** Records about charts and figures **
********************

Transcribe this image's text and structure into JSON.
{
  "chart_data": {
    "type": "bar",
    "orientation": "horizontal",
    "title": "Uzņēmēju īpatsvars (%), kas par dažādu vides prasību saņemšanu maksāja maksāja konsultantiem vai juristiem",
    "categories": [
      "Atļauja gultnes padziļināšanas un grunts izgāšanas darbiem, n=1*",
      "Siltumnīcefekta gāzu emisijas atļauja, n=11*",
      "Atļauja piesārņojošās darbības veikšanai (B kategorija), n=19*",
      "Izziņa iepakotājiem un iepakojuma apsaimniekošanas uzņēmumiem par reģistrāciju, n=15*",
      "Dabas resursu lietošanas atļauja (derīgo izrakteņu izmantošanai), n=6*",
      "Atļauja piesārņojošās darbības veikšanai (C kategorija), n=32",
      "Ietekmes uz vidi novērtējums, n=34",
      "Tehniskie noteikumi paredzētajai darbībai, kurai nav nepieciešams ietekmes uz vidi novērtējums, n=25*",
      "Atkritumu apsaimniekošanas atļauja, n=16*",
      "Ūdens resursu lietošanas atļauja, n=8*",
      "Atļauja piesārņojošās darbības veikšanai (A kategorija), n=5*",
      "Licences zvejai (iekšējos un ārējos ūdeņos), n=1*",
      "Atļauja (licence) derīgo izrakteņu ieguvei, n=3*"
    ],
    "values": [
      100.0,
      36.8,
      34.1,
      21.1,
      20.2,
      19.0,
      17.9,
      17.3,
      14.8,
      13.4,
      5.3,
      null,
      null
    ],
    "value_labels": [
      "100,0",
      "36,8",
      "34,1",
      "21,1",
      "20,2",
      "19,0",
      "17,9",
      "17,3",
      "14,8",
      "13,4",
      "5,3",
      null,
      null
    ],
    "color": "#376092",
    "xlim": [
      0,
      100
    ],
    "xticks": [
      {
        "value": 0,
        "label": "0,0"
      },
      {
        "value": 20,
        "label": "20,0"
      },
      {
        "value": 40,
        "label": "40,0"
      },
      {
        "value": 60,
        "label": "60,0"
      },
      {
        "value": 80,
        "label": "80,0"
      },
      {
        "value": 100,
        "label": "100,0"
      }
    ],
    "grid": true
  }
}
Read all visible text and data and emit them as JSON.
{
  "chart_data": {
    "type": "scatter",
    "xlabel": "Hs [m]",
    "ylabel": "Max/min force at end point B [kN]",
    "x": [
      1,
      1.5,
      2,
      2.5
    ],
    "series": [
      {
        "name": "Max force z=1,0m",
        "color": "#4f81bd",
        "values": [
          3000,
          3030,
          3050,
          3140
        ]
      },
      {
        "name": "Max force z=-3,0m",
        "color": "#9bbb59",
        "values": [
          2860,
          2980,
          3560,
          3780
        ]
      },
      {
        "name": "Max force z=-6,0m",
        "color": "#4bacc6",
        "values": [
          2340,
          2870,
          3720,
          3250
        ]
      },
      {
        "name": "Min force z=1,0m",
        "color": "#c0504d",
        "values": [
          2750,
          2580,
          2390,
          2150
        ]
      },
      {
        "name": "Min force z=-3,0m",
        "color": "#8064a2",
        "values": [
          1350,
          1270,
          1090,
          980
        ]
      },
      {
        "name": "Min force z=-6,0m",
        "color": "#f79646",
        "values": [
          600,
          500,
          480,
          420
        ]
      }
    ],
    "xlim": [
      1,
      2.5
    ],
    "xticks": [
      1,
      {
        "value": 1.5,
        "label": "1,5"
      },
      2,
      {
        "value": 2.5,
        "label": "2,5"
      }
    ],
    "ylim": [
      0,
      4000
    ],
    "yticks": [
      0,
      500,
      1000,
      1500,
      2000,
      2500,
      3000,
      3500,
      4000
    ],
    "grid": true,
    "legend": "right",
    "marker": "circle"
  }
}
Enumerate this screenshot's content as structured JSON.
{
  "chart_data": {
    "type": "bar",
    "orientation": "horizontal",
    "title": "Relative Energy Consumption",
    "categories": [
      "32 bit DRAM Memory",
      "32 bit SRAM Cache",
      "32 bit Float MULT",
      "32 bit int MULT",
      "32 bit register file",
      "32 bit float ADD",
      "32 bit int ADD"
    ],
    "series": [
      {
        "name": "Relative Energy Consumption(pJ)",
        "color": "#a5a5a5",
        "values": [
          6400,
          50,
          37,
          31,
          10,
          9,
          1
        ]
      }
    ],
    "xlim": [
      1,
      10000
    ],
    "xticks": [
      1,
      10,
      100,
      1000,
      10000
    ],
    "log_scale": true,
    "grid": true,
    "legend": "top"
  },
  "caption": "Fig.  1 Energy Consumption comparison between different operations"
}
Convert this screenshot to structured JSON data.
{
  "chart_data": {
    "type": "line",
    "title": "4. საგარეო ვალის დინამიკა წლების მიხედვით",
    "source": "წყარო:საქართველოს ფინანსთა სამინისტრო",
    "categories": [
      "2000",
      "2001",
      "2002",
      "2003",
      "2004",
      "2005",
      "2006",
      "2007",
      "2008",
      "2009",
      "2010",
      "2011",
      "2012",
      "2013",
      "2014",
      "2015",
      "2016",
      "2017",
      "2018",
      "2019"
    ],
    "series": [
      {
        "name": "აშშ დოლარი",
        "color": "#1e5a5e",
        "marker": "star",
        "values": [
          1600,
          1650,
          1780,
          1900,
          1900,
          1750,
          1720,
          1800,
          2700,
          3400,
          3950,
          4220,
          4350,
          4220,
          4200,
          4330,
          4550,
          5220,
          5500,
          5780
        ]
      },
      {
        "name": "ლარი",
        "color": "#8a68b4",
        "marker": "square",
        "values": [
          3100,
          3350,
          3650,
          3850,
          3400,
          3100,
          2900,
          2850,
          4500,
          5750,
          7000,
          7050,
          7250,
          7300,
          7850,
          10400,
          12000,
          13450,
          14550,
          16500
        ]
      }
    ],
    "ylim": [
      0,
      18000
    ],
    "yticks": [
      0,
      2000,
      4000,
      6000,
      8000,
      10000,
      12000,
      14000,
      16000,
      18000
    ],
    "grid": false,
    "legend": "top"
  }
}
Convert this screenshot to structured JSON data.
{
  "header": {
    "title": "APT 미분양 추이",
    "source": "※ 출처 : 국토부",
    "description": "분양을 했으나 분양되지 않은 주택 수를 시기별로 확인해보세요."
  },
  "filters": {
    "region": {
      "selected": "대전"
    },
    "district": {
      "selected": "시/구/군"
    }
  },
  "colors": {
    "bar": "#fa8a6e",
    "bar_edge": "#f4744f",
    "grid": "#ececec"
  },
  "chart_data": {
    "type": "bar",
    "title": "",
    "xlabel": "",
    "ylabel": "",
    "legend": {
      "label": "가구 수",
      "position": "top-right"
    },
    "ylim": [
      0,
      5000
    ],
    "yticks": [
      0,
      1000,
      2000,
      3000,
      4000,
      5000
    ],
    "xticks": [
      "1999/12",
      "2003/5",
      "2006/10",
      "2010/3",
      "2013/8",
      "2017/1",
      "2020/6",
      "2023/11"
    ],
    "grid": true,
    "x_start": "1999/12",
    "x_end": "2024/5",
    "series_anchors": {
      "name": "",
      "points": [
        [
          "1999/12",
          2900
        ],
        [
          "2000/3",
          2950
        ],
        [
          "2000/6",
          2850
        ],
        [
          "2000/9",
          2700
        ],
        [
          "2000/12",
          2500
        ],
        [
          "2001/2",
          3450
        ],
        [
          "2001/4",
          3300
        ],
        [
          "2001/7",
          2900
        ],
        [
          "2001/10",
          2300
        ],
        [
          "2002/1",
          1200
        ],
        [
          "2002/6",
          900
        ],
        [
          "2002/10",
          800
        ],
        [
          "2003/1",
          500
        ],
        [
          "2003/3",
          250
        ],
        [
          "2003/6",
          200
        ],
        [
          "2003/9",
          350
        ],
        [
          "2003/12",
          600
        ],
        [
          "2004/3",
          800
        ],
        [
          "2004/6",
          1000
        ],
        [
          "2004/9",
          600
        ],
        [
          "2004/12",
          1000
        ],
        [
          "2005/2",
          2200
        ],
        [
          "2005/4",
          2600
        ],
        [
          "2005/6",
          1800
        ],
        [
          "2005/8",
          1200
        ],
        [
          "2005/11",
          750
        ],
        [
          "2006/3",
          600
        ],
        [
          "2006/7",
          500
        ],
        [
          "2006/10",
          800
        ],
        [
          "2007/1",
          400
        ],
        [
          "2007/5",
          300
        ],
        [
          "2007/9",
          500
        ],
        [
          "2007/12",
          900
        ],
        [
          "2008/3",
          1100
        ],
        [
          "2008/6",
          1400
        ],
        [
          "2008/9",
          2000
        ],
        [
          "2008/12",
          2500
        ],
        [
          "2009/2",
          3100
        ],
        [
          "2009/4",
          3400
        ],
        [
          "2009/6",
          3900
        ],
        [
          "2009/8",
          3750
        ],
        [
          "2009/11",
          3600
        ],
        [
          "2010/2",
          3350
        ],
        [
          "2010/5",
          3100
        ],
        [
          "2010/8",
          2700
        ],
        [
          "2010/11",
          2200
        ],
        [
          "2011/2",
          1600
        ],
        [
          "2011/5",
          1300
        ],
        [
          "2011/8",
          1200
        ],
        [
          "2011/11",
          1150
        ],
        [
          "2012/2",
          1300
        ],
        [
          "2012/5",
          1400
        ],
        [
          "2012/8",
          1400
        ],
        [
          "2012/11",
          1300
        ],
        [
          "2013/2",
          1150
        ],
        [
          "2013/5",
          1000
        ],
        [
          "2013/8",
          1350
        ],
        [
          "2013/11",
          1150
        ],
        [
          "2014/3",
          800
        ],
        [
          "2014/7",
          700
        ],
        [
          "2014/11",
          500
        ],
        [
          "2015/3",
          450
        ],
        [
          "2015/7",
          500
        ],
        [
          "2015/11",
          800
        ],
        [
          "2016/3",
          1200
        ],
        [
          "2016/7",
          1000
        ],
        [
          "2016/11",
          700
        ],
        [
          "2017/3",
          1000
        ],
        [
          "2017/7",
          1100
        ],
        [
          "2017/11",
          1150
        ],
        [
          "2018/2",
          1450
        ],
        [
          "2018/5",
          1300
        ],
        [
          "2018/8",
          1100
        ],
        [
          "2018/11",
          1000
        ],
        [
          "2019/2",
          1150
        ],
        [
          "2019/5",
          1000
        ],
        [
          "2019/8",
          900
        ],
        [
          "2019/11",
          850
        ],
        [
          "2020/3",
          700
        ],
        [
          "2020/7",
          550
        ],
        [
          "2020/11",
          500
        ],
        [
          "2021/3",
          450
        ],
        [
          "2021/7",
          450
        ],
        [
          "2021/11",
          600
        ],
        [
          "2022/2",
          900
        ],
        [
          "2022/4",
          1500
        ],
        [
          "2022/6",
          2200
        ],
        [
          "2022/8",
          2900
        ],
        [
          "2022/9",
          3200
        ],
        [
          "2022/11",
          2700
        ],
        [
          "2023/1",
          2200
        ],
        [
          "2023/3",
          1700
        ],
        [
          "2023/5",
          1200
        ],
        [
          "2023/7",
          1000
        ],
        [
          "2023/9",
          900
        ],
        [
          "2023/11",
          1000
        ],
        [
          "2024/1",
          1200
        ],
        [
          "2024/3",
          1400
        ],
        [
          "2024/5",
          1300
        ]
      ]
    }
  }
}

********************

** EXERCISE DIRECTIONS **
Search the data for the word "piesārņojošās" and copy each line where it appears.

** ANSWER FOR THE TASK **
      "Atļauja piesārņojošās darbības veikšanai (B kategorija), n=19*",
      "Atļauja piesārņojošās darbības veikšanai (C kategorija), n=32",
      "Atļauja piesārņojošās darbības veikšanai (A kategorija), n=5*",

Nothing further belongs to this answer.